> Extracted material:

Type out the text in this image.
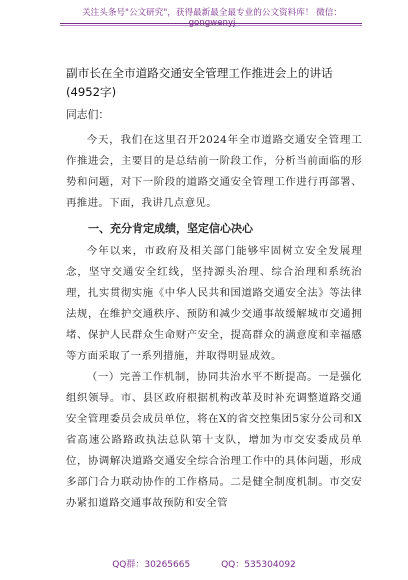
关注头条号"公文研究"，获得最新最全最专业的公文资料库！ 微信：
副市长在全市道路交通安全管理工作推进会上的讲话(4952字)

同志们：

今天，我们在这里召开2024年全市道路交通安全管理工作推进会，主要目的是总结前一阶段工作，分析当前面临的形势和问题，对下一阶段的道路交通安全管理工作进行再部署、再推进。下面，我讲几点意见。

一、充分肯定成绩，坚定信心决心

今年以来，市政府及相关部门能够牢固树立安全发展理念，坚守交通安全红线，坚持源头治理、综合治理和系统治理，扎实贯彻实施《中华人民共和国道路交通安全法》等法律法规，在维护交通秩序、预防和减少交通事故缓解城市交通拥堵、保护人民群众生命财产安全，提高群众的满意度和幸福感等方面采取了一系列措施，并取得明显成效。

（一）完善工作机制，协同共治水平不断提高。一是强化组织领导。市、县区政府根据机构改革及时补充调整道路交通安全管理委员会成员单位，将在X的省交控集团5家分公司和X省高速公路路政执法总队第十支队，增加为市交安委成员单位，协调解决道路交通安全综合治理工作中的具体问题，形成多部门合力联动协作的工作格局。二是健全制度机制。市交安办紧扣道路交通事故预防和安全管

QQ群：30265665	QQ：535304092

> What to do:
Output the material word for word, omitting its pictures.

> Correct response:
Type out the text in this image.
关注头条号"公文研究"，获得最新最全最专业的公文资料库！ 微信：
副市长在全市道路交通安全管理工作推进会上的讲话(4952字)

同志们：

今天，我们在这里召开2024年全市道路交通安全管理工作推进会，主要目的是总结前一阶段工作，分析当前面临的形势和问题，对下一阶段的道路交通安全管理工作进行再部署、再推进。下面，我讲几点意见。

一、充分肯定成绩，坚定信心决心

今年以来，市政府及相关部门能够牢固树立安全发展理念，坚守交通安全红线，坚持源头治理、综合治理和系统治理，扎实贯彻实施《中华人民共和国道路交通安全法》等法律法规，在维护交通秩序、预防和减少交通事故缓解城市交通拥堵、保护人民群众生命财产安全，提高群众的满意度和幸福感等方面采取了一系列措施，并取得明显成效。

（一）完善工作机制，协同共治水平不断提高。一是强化组织领导。市、县区政府根据机构改革及时补充调整道路交通安全管理委员会成员单位，将在X的省交控集团5家分公司和X省高速公路路政执法总队第十支队，增加为市交安委成员单位，协调解决道路交通安全综合治理工作中的具体问题，形成多部门合力联动协作的工作格局。二是健全制度机制。市交安办紧扣道路交通事故预防和安全管

QQ群：30265665	QQ：535304092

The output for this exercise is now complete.